[Available data Boundary: Start]
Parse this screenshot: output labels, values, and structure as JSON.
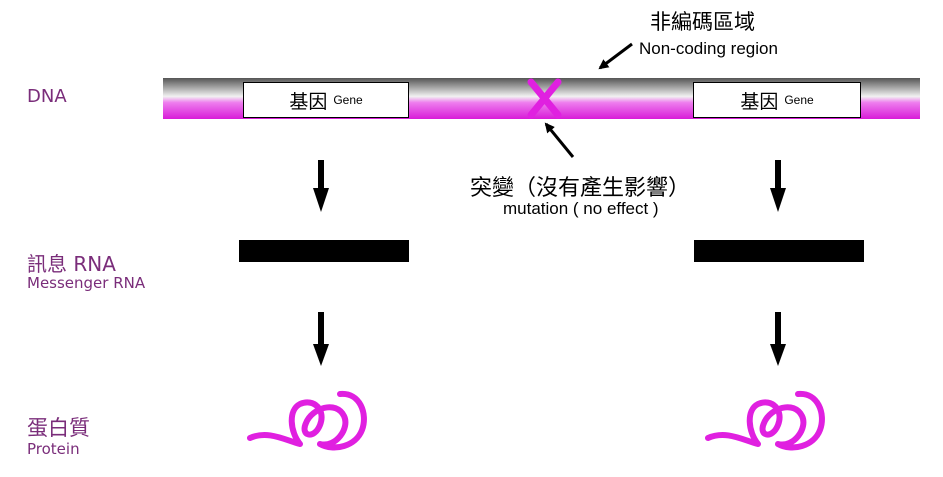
{
  "row_labels": {
    "dna": "DNA",
    "mrna_zh": "訊息 RNA",
    "mrna_en": "Messenger RNA",
    "protein_zh": "蛋白質",
    "protein_en": "Protein"
  },
  "genes": [
    {
      "zh": "基因",
      "en": "Gene"
    },
    {
      "zh": "基因",
      "en": "Gene"
    }
  ],
  "noncoding": {
    "zh": "非編碼區域",
    "en": "Non-coding region"
  },
  "mutation": {
    "zh": "突變（沒有產生影響）",
    "en": "mutation ( no effect )"
  },
  "colors": {
    "label": "#7a2d7a",
    "mutation_mark": "#e020e0",
    "protein_coil": "#e020e0",
    "rna": "#000000"
  }
}
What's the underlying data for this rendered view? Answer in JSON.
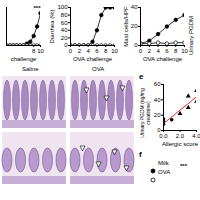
{
  "chart_data": [
    {
      "type": "line",
      "xlabel": "challenge",
      "xlim": [
        0,
        10
      ],
      "xticks": [
        8,
        10
      ],
      "ylim": [
        0,
        1
      ],
      "tick_labels": "x",
      "annotations": [
        "***"
      ],
      "x": [
        0,
        1,
        2,
        3,
        4,
        5,
        6,
        7,
        8,
        9,
        10
      ],
      "series": [
        {
          "color": "#000000",
          "marker": "filled",
          "values": [
            0,
            0,
            0,
            0,
            0,
            0,
            0.05,
            0.1,
            0.25,
            0.5,
            0.85
          ]
        },
        {
          "color": "#000000",
          "marker": "open",
          "values": [
            0,
            0,
            0,
            0,
            0,
            0,
            0,
            0,
            0,
            0,
            0
          ]
        }
      ]
    },
    {
      "type": "line",
      "xlabel": "OVA challenge",
      "ylabel": "Diarrhea (%)",
      "xlim": [
        0,
        10
      ],
      "xticks": [
        0,
        2,
        4,
        6,
        8,
        10
      ],
      "ylim": [
        0,
        100
      ],
      "yticks": [
        0,
        20,
        40,
        60,
        80,
        100
      ],
      "x": [
        0,
        1,
        2,
        3,
        4,
        5,
        6,
        7,
        8,
        9,
        10
      ],
      "series": [
        {
          "color": "#000000",
          "marker": "filled",
          "values": [
            0,
            0,
            0,
            0,
            0,
            10,
            40,
            80,
            100,
            100,
            100
          ]
        },
        {
          "color": "#000000",
          "marker": "open",
          "values": [
            0,
            0,
            0,
            0,
            0,
            0,
            0,
            0,
            0,
            0,
            0
          ]
        }
      ]
    },
    {
      "type": "line",
      "xlabel": "OVA challenge",
      "ylabel": "Mast cells/HPF",
      "xlim": [
        0,
        10
      ],
      "xticks": [
        0,
        2,
        4,
        6,
        8,
        10
      ],
      "ylim": [
        0,
        40
      ],
      "yticks": [
        0,
        20,
        40
      ],
      "x": [
        0,
        2,
        4,
        6,
        8,
        10
      ],
      "series": [
        {
          "color": "#000000",
          "marker": "filled",
          "values": [
            2,
            5,
            12,
            20,
            27,
            32
          ]
        },
        {
          "color": "#000000",
          "marker": "open",
          "values": [
            2,
            2,
            3,
            2,
            3,
            3
          ]
        }
      ]
    },
    {
      "type": "scatter",
      "panel": "e",
      "xlabel": "Allergic score",
      "ylabel": "Urinary PGDM (ng/mg creatinine)",
      "xlim": [
        0,
        4
      ],
      "xticks": [
        0,
        2,
        4
      ],
      "ylim": [
        0,
        60
      ],
      "yticks": [
        0,
        20,
        40,
        60
      ],
      "points": [
        {
          "x": 0,
          "y": 8,
          "marker": "circle"
        },
        {
          "x": 0,
          "y": 12,
          "marker": "circle"
        },
        {
          "x": 0,
          "y": 15,
          "marker": "circle"
        },
        {
          "x": 1,
          "y": 14,
          "marker": "circle"
        },
        {
          "x": 2,
          "y": 22,
          "marker": "triangle"
        },
        {
          "x": 3,
          "y": 30,
          "marker": "triangle"
        },
        {
          "x": 3,
          "y": 45,
          "marker": "triangle"
        },
        {
          "x": 4,
          "y": 38,
          "marker": "triangle"
        },
        {
          "x": 4,
          "y": 52,
          "marker": "triangle"
        }
      ],
      "fit": {
        "color": "#e03030",
        "x": [
          0,
          4
        ],
        "y": [
          9,
          44
        ]
      }
    },
    {
      "type": "legend",
      "panel": "f",
      "annotations": [
        "***"
      ],
      "series": [
        {
          "name": "Milk",
          "color": "#000000",
          "marker": "filled"
        },
        {
          "name": "OVA",
          "color": "#000000",
          "marker": "open"
        }
      ]
    }
  ],
  "images": {
    "columns": [
      "Saline",
      "OVA"
    ]
  },
  "texts": [
    "Urinary PGDM"
  ]
}
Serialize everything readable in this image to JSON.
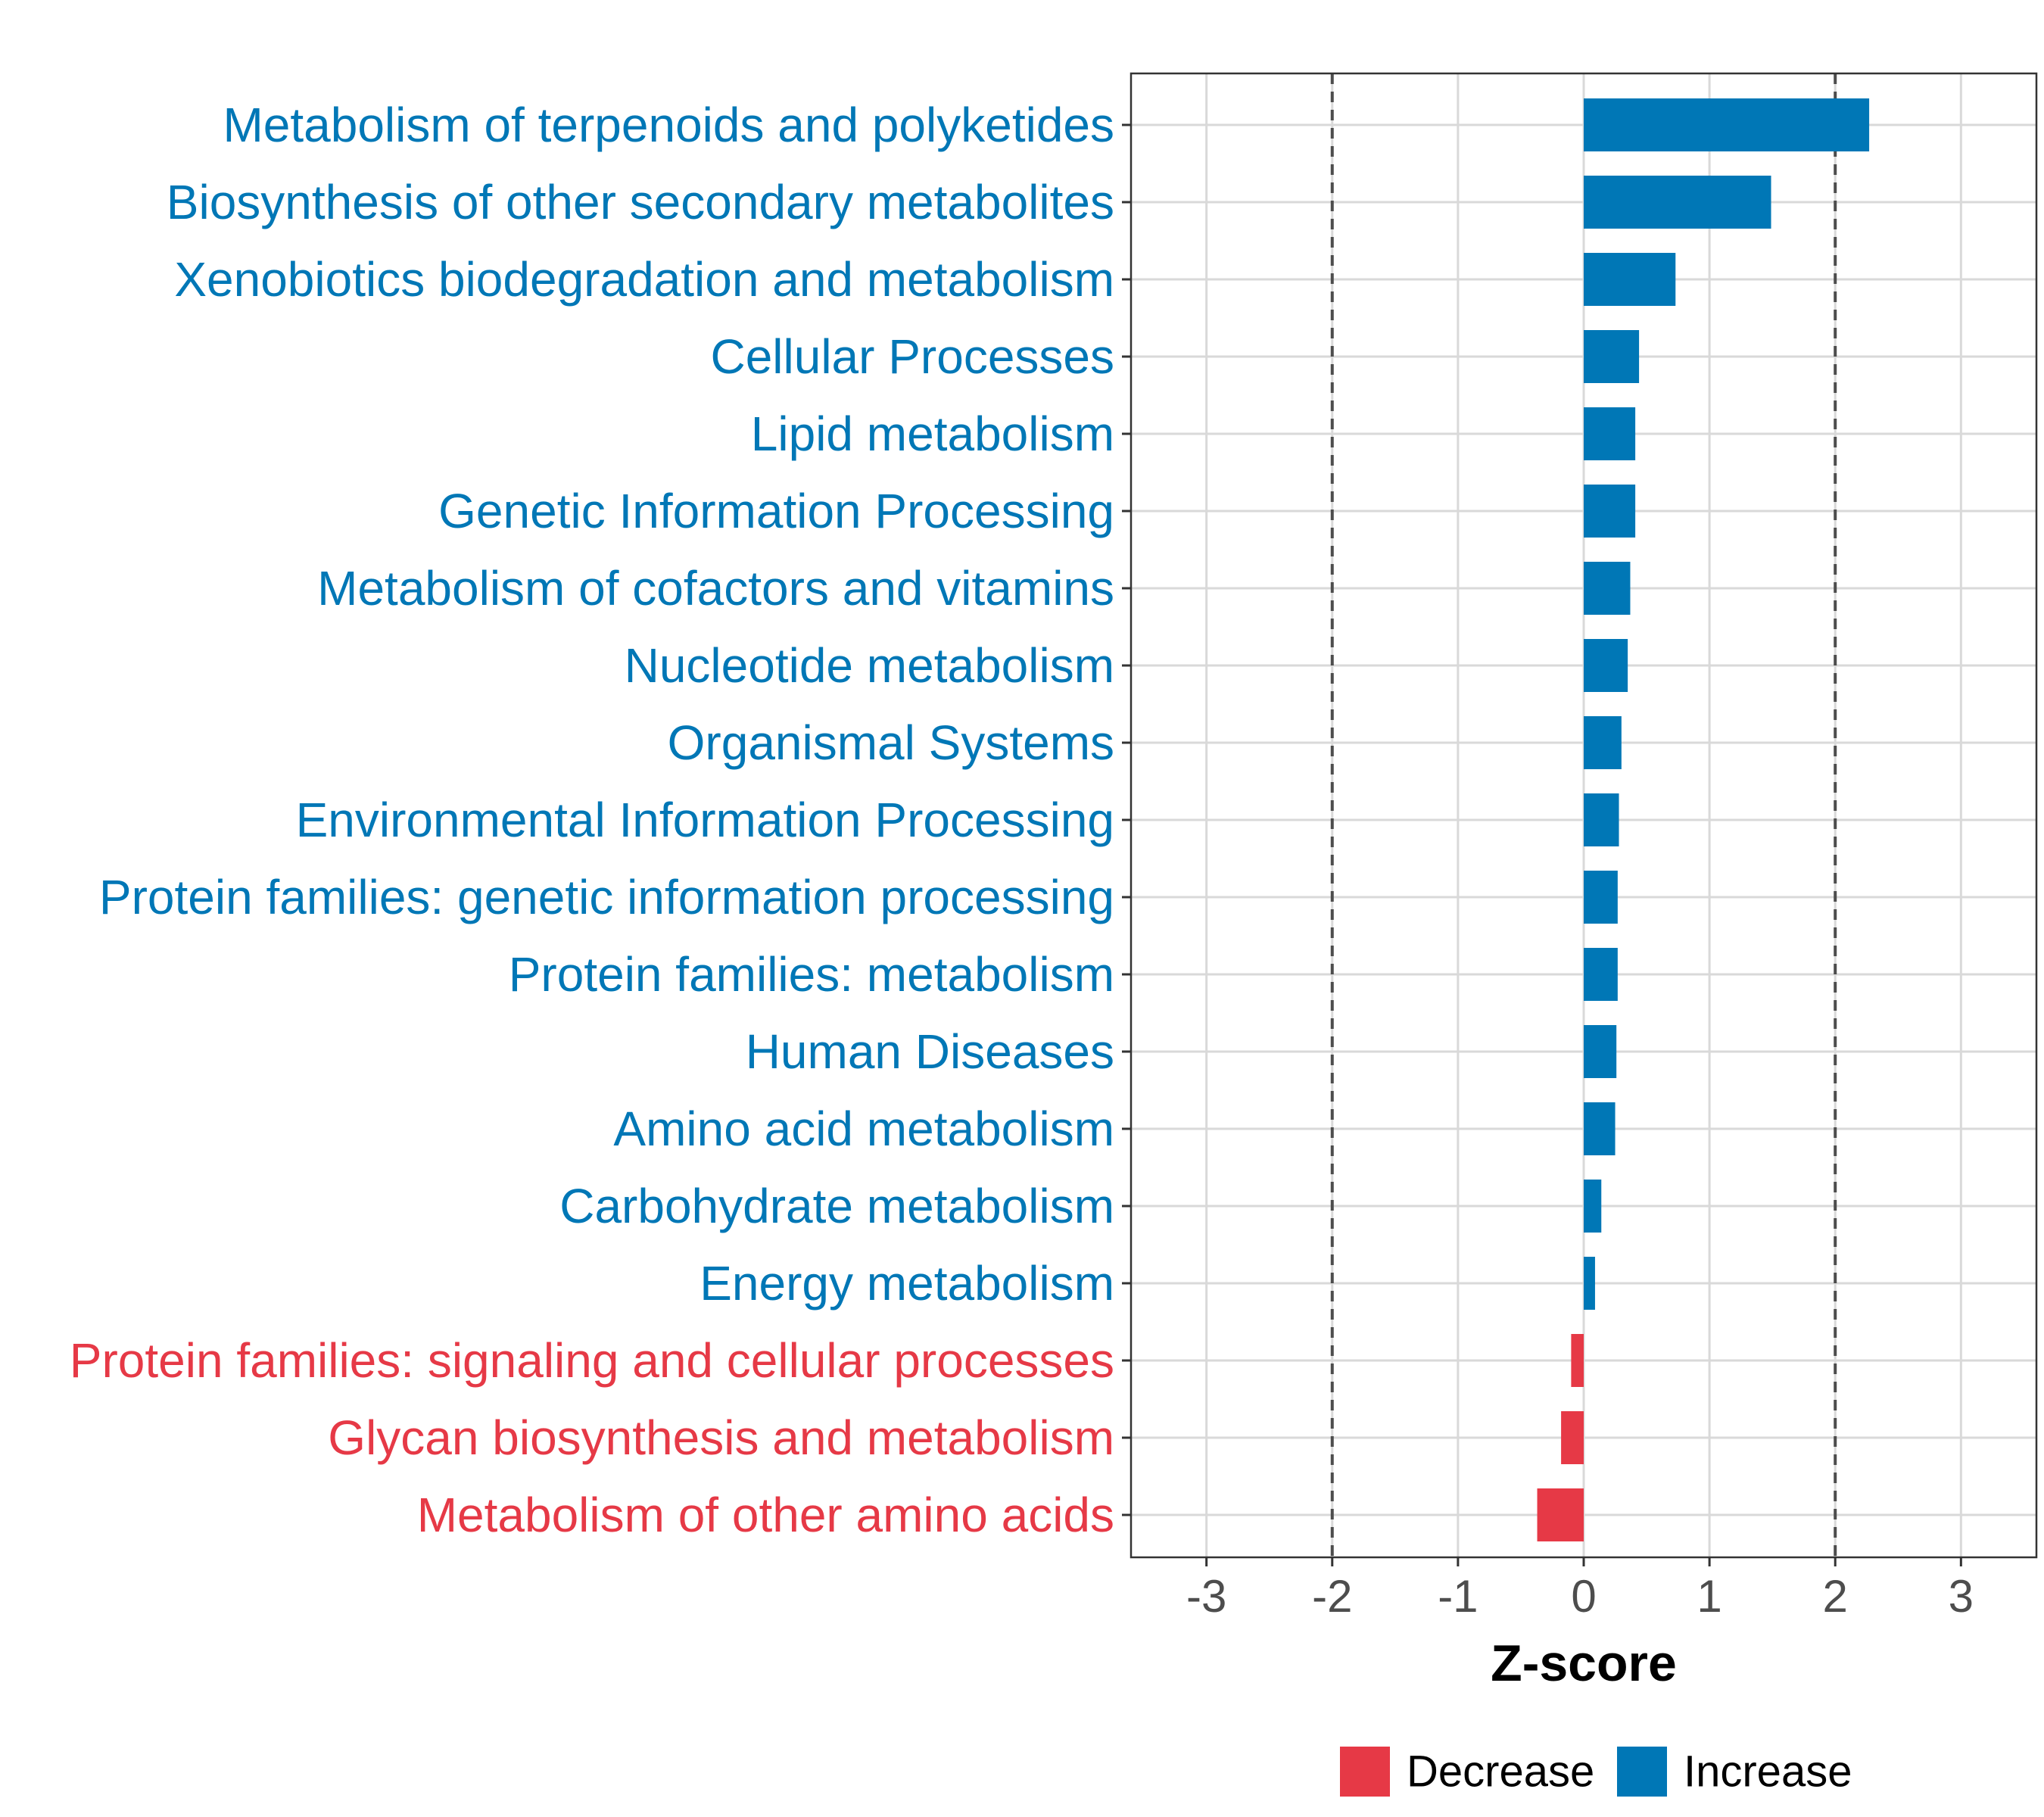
[Available data Boundary: End]
## Problem description
None of the pictures should be reproduced; all other material above must be set down exactly.

## Solution to this problem
Parse this screenshot: output labels, values, and structure as JSON.
{
  "row_labels": {
    "dna": "DNA",
    "mrna_zh": "訊息 RNA",
    "mrna_en": "Messenger RNA",
    "protein_zh": "蛋白質",
    "protein_en": "Protein"
  },
  "genes": [
    {
      "zh": "基因",
      "en": "Gene"
    },
    {
      "zh": "基因",
      "en": "Gene"
    }
  ],
  "noncoding": {
    "zh": "非編碼區域",
    "en": "Non-coding region"
  },
  "mutation": {
    "zh": "突變（沒有產生影響）",
    "en": "mutation ( no effect )"
  },
  "colors": {
    "label": "#7a2d7a",
    "mutation_mark": "#e020e0",
    "protein_coil": "#e020e0",
    "rna": "#000000"
  }
}
What's the underlying data for this rendered view? Answer in JSON.
{
  "chart_data": [
    {
      "type": "line",
      "xlabel": "challenge",
      "xlim": [
        0,
        10
      ],
      "xticks": [
        8,
        10
      ],
      "ylim": [
        0,
        1
      ],
      "tick_labels": "x",
      "annotations": [
        "***"
      ],
      "x": [
        0,
        1,
        2,
        3,
        4,
        5,
        6,
        7,
        8,
        9,
        10
      ],
      "series": [
        {
          "color": "#000000",
          "marker": "filled",
          "values": [
            0,
            0,
            0,
            0,
            0,
            0,
            0.05,
            0.1,
            0.25,
            0.5,
            0.85
          ]
        },
        {
          "color": "#000000",
          "marker": "open",
          "values": [
            0,
            0,
            0,
            0,
            0,
            0,
            0,
            0,
            0,
            0,
            0
          ]
        }
      ]
    },
    {
      "type": "line",
      "xlabel": "OVA challenge",
      "ylabel": "Diarrhea (%)",
      "xlim": [
        0,
        10
      ],
      "xticks": [
        0,
        2,
        4,
        6,
        8,
        10
      ],
      "ylim": [
        0,
        100
      ],
      "yticks": [
        0,
        20,
        40,
        60,
        80,
        100
      ],
      "x": [
        0,
        1,
        2,
        3,
        4,
        5,
        6,
        7,
        8,
        9,
        10
      ],
      "series": [
        {
          "color": "#000000",
          "marker": "filled",
          "values": [
            0,
            0,
            0,
            0,
            0,
            10,
            40,
            80,
            100,
            100,
            100
          ]
        },
        {
          "color": "#000000",
          "marker": "open",
          "values": [
            0,
            0,
            0,
            0,
            0,
            0,
            0,
            0,
            0,
            0,
            0
          ]
        }
      ]
    },
    {
      "type": "line",
      "xlabel": "OVA challenge",
      "ylabel": "Mast cells/HPF",
      "xlim": [
        0,
        10
      ],
      "xticks": [
        0,
        2,
        4,
        6,
        8,
        10
      ],
      "ylim": [
        0,
        40
      ],
      "yticks": [
        0,
        20,
        40
      ],
      "x": [
        0,
        2,
        4,
        6,
        8,
        10
      ],
      "series": [
        {
          "color": "#000000",
          "marker": "filled",
          "values": [
            2,
            5,
            12,
            20,
            27,
            32
          ]
        },
        {
          "color": "#000000",
          "marker": "open",
          "values": [
            2,
            2,
            3,
            2,
            3,
            3
          ]
        }
      ]
    },
    {
      "type": "scatter",
      "panel": "e",
      "xlabel": "Allergic score",
      "ylabel": "Urinary PGDM (ng/mg creatinine)",
      "xlim": [
        0,
        4
      ],
      "xticks": [
        0,
        2,
        4
      ],
      "ylim": [
        0,
        60
      ],
      "yticks": [
        0,
        20,
        40,
        60
      ],
      "points": [
        {
          "x": 0,
          "y": 8,
          "marker": "circle"
        },
        {
          "x": 0,
          "y": 12,
          "marker": "circle"
        },
        {
          "x": 0,
          "y": 15,
          "marker": "circle"
        },
        {
          "x": 1,
          "y": 14,
          "marker": "circle"
        },
        {
          "x": 2,
          "y": 22,
          "marker": "triangle"
        },
        {
          "x": 3,
          "y": 30,
          "marker": "triangle"
        },
        {
          "x": 3,
          "y": 45,
          "marker": "triangle"
        },
        {
          "x": 4,
          "y": 38,
          "marker": "triangle"
        },
        {
          "x": 4,
          "y": 52,
          "marker": "triangle"
        }
      ],
      "fit": {
        "color": "#e03030",
        "x": [
          0,
          4
        ],
        "y": [
          9,
          44
        ]
      }
    },
    {
      "type": "legend",
      "panel": "f",
      "annotations": [
        "***"
      ],
      "series": [
        {
          "name": "Milk",
          "color": "#000000",
          "marker": "filled"
        },
        {
          "name": "OVA",
          "color": "#000000",
          "marker": "open"
        }
      ]
    }
  ],
  "images": {
    "columns": [
      "Saline",
      "OVA"
    ]
  },
  "texts": [
    "Urinary PGDM"
  ]
}
Serialize everything readable in this image to JSON.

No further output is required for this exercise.